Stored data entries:
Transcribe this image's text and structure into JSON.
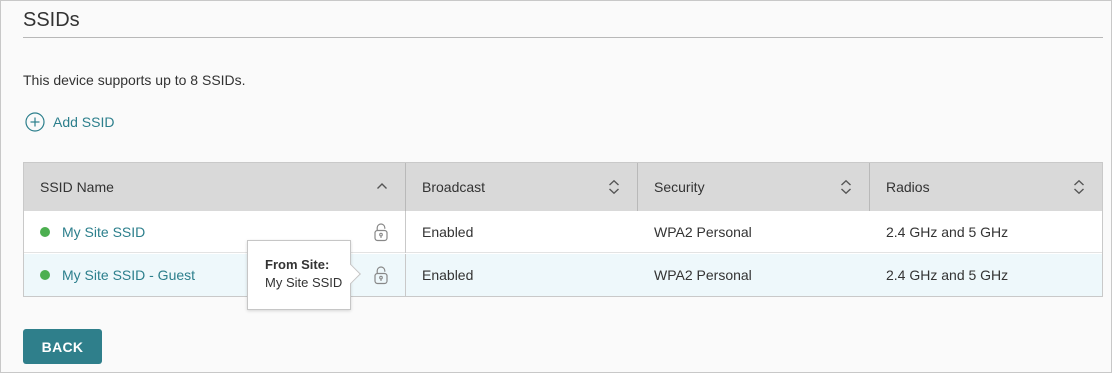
{
  "section": {
    "title": "SSIDs",
    "info": "This device supports up to 8 SSIDs.",
    "add_label": "Add SSID"
  },
  "table": {
    "columns": [
      {
        "label": "SSID Name",
        "sort": "ascending"
      },
      {
        "label": "Broadcast",
        "sort": "none"
      },
      {
        "label": "Security",
        "sort": "none"
      },
      {
        "label": "Radios",
        "sort": "none"
      }
    ],
    "rows": [
      {
        "name": "My Site SSID",
        "status": "active",
        "locked": true,
        "broadcast": "Enabled",
        "security": "WPA2 Personal",
        "radios": "2.4 GHz and 5 GHz"
      },
      {
        "name": "My Site SSID - Guest",
        "status": "active",
        "locked": true,
        "broadcast": "Enabled",
        "security": "WPA2 Personal",
        "radios": "2.4 GHz and 5 GHz"
      }
    ]
  },
  "tooltip": {
    "title": "From Site:",
    "value": "My Site SSID"
  },
  "actions": {
    "back_label": "BACK"
  },
  "colors": {
    "accent": "#2c7f8c",
    "status_active": "#4caf50",
    "header_bg": "#d9d9d9",
    "row_highlight": "#eef8fb"
  },
  "icons": {
    "add": "plus-circle-icon",
    "sort_asc": "chevron-up-icon",
    "sort_both": "sort-both-icon",
    "lock": "lock-icon"
  }
}
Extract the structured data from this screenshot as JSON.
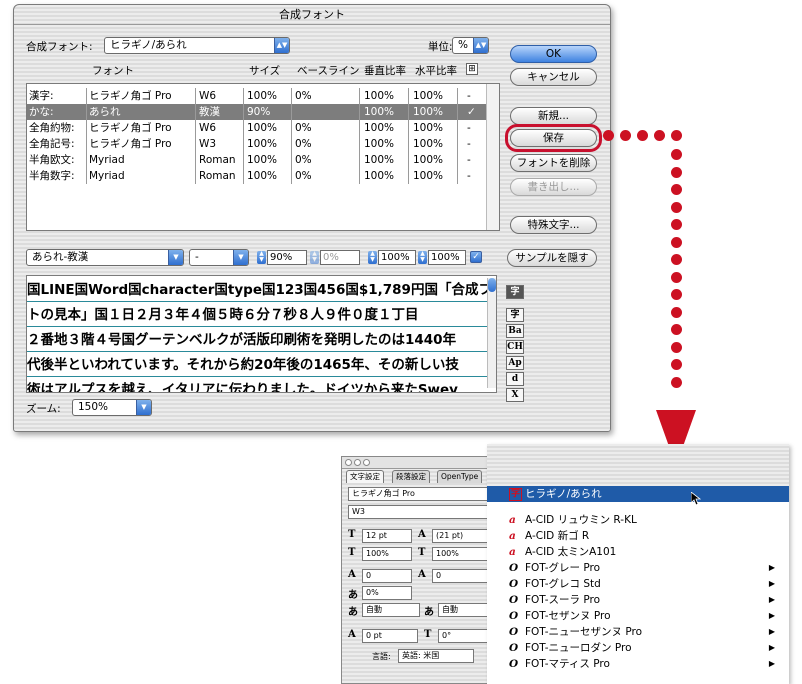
{
  "dialog": {
    "title": "合成フォント",
    "composite_label": "合成フォント:",
    "composite_value": "ヒラギノ/あられ",
    "unit_label": "単位:",
    "unit_value": "%",
    "columns": [
      "フォント",
      "サイズ",
      "ベースライン",
      "垂直比率",
      "水平比率"
    ],
    "rows": [
      {
        "cat": "漢字:",
        "font": "ヒラギノ角ゴ Pro",
        "weight": "W6",
        "size": "100%",
        "base": "0%",
        "vert": "100%",
        "horiz": "100%",
        "mark": "-",
        "selected": false
      },
      {
        "cat": "かな:",
        "font": "あられ",
        "weight": "教漢",
        "size": "90%",
        "base": "",
        "vert": "100%",
        "horiz": "100%",
        "mark": "✓",
        "selected": true
      },
      {
        "cat": "全角約物:",
        "font": "ヒラギノ角ゴ Pro",
        "weight": "W6",
        "size": "100%",
        "base": "0%",
        "vert": "100%",
        "horiz": "100%",
        "mark": "-",
        "selected": false
      },
      {
        "cat": "全角記号:",
        "font": "ヒラギノ角ゴ Pro",
        "weight": "W3",
        "size": "100%",
        "base": "0%",
        "vert": "100%",
        "horiz": "100%",
        "mark": "-",
        "selected": false
      },
      {
        "cat": "半角欧文:",
        "font": "Myriad",
        "weight": "Roman",
        "size": "100%",
        "base": "0%",
        "vert": "100%",
        "horiz": "100%",
        "mark": "-",
        "selected": false
      },
      {
        "cat": "半角数字:",
        "font": "Myriad",
        "weight": "Roman",
        "size": "100%",
        "base": "0%",
        "vert": "100%",
        "horiz": "100%",
        "mark": "-",
        "selected": false
      }
    ],
    "buttons": {
      "ok": "OK",
      "cancel": "キャンセル",
      "new": "新規...",
      "save": "保存",
      "delete_font": "フォントを削除",
      "export": "書き出し...",
      "special_chars": "特殊文字...",
      "hide_sample": "サンプルを隠す"
    },
    "edit_row": {
      "font": "あられ-教漢",
      "style": "-",
      "size": "90%",
      "baseline": "0%",
      "vertical": "100%",
      "horizontal": "100%"
    },
    "sample_lines": [
      "国LINE国Word国character国type国123国456国$1,789円国「合成フォン",
      "トの見本」国１日２月３年４個５時６分７秒８人９件０度１丁目",
      "２番地３階４号国グーテンベルクが活版印刷術を発明したのは1440年",
      "代後半といわれています。それから約20年後の1465年、その新しい技",
      "術はアルプスを越え、イタリアに伝わりました。ドイツから来たSwey"
    ],
    "sample_tools": [
      "字",
      "字",
      "Ba",
      "CH",
      "Ap",
      "d",
      "X"
    ],
    "zoom_label": "ズーム:",
    "zoom_value": "150%"
  },
  "char_panel": {
    "tabs": [
      "文字設定",
      "段落設定",
      "OpenType"
    ],
    "font_family": "ヒラギノ角ゴ Pro",
    "font_style": "W3",
    "size": "12 pt",
    "leading": "(21 pt)",
    "vscale": "100%",
    "hscale": "100%",
    "kerning": "0",
    "tracking": "0",
    "tsume": "0%",
    "auto1": "自動",
    "auto2": "自動",
    "baseline_shift": "0 pt",
    "rotation": "0°",
    "language_label": "言語:",
    "language_value": "英語: 米国"
  },
  "font_menu": {
    "items": [
      {
        "icon": "字",
        "label": "ヒラギノ/あられ",
        "type": "composite",
        "highlighted": true,
        "submenu": false
      },
      {
        "icon": "a",
        "label": "A-CID リュウミン R-KL",
        "type": "cid",
        "highlighted": false,
        "submenu": false
      },
      {
        "icon": "a",
        "label": "A-CID 新ゴ R",
        "type": "cid",
        "highlighted": false,
        "submenu": false
      },
      {
        "icon": "a",
        "label": "A-CID 太ミンA101",
        "type": "cid",
        "highlighted": false,
        "submenu": false
      },
      {
        "icon": "O",
        "label": "FOT-グレー Pro",
        "type": "otf",
        "highlighted": false,
        "submenu": true
      },
      {
        "icon": "O",
        "label": "FOT-グレコ Std",
        "type": "otf",
        "highlighted": false,
        "submenu": true
      },
      {
        "icon": "O",
        "label": "FOT-スーラ Pro",
        "type": "otf",
        "highlighted": false,
        "submenu": true
      },
      {
        "icon": "O",
        "label": "FOT-セザンヌ Pro",
        "type": "otf",
        "highlighted": false,
        "submenu": true
      },
      {
        "icon": "O",
        "label": "FOT-ニューセザンヌ Pro",
        "type": "otf",
        "highlighted": false,
        "submenu": true
      },
      {
        "icon": "O",
        "label": "FOT-ニューロダン Pro",
        "type": "otf",
        "highlighted": false,
        "submenu": true
      },
      {
        "icon": "O",
        "label": "FOT-マティス Pro",
        "type": "otf",
        "highlighted": false,
        "submenu": true
      }
    ]
  },
  "colors": {
    "annotation_red": "#cc1122",
    "selection_blue": "#1f5ba8",
    "aqua_blue": "#3e82e0"
  }
}
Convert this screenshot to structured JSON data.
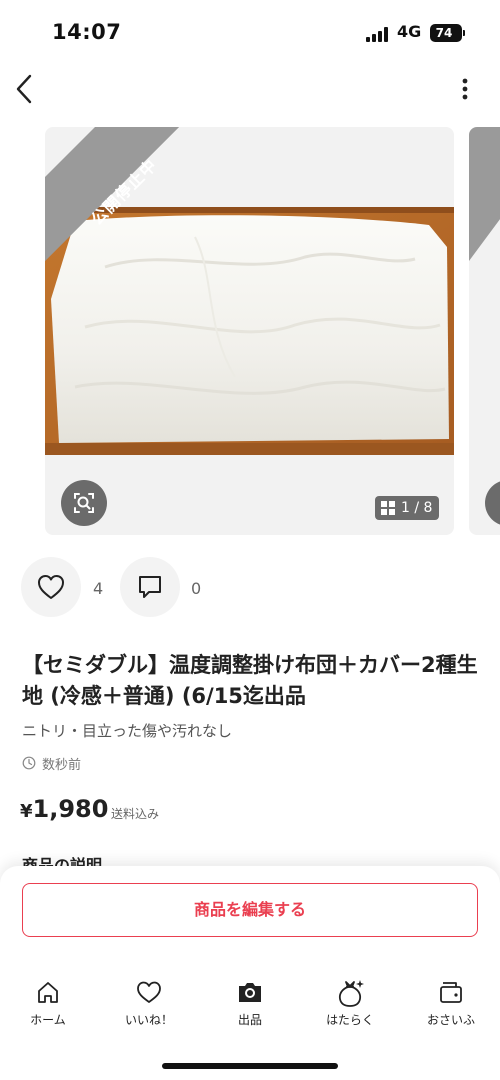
{
  "status_bar": {
    "time": "14:07",
    "network": "4G",
    "battery": "74"
  },
  "header": {
    "back_icon": "chevron-left-icon",
    "more_icon": "more-vertical-icon"
  },
  "gallery": {
    "ribbon_label": "公開停止中",
    "page_indicator": "1 / 8",
    "lens_icon": "image-search-icon",
    "grid_icon": "grid-icon"
  },
  "actions": {
    "like_count": "4",
    "comment_count": "0"
  },
  "product": {
    "title": "【セミダブル】温度調整掛け布団＋カバー2種生地 (冷感＋普通) (6/15迄出品",
    "subtitle": "ニトリ・目立った傷や汚れなし",
    "posted": "数秒前",
    "price": "1,980",
    "currency": "¥",
    "shipping": "送料込み",
    "description_heading": "商品の説明"
  },
  "edit_button": {
    "label": "商品を編集する"
  },
  "tab_bar": {
    "items": [
      {
        "label": "ホーム",
        "icon": "home-icon"
      },
      {
        "label": "いいね！",
        "icon": "heart-icon"
      },
      {
        "label": "出品",
        "icon": "camera-icon"
      },
      {
        "label": "はたらく",
        "icon": "money-bag-icon"
      },
      {
        "label": "おさいふ",
        "icon": "wallet-icon"
      }
    ]
  },
  "colors": {
    "accent": "#ea3f50",
    "ribbon": "#9a9a9a",
    "button_gray": "#6b6b6b"
  }
}
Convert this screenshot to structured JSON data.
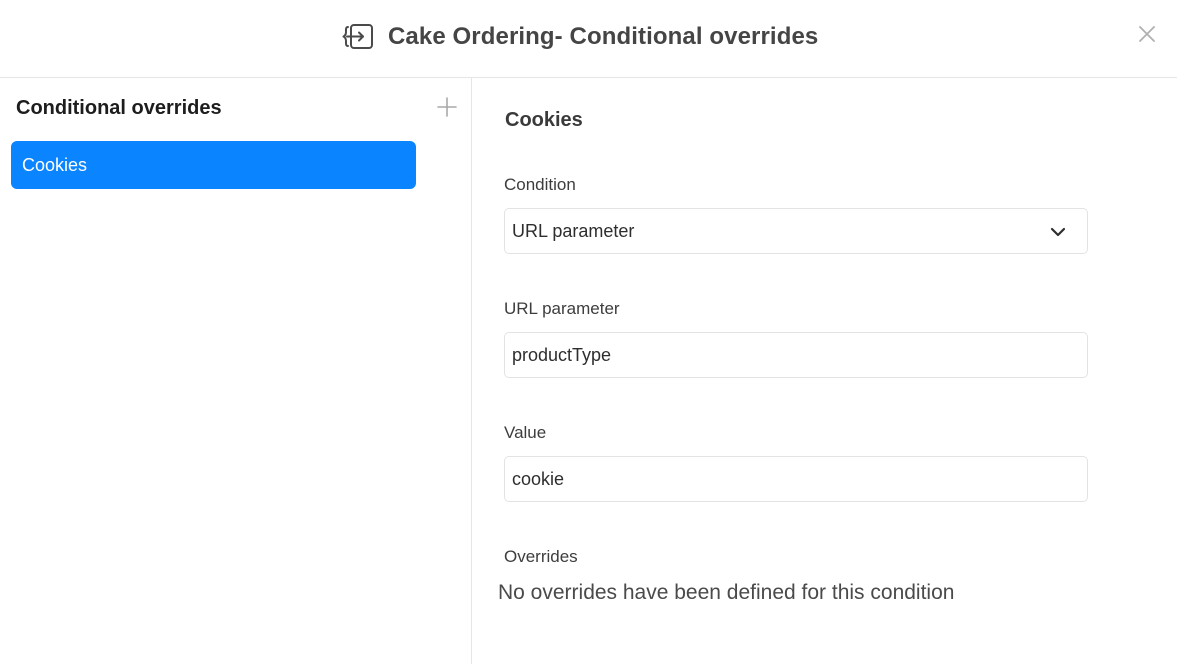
{
  "header": {
    "title": "Cake Ordering- Conditional overrides",
    "title_icon": "exit-brackets-icon",
    "close_icon": "close-icon"
  },
  "sidebar": {
    "title": "Conditional overrides",
    "add_icon": "plus-icon",
    "items": [
      {
        "label": "Cookies",
        "selected": true
      }
    ]
  },
  "main": {
    "section_title": "Cookies",
    "condition": {
      "label": "Condition",
      "value": "URL parameter",
      "icon": "chevron-down-icon"
    },
    "url_parameter": {
      "label": "URL parameter",
      "value": "productType"
    },
    "value_field": {
      "label": "Value",
      "value": "cookie"
    },
    "overrides": {
      "label": "Overrides",
      "empty_message": "No overrides have been defined for this condition"
    }
  },
  "colors": {
    "accent": "#0a84ff",
    "border": "#e3e3e3",
    "text": "#3a3a3a"
  }
}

● **What to produce**
Pull every line containing "vertical" from the data.

● **Response below**
      "vertical": "100%",
    "more_icon": "more-vertical-icon"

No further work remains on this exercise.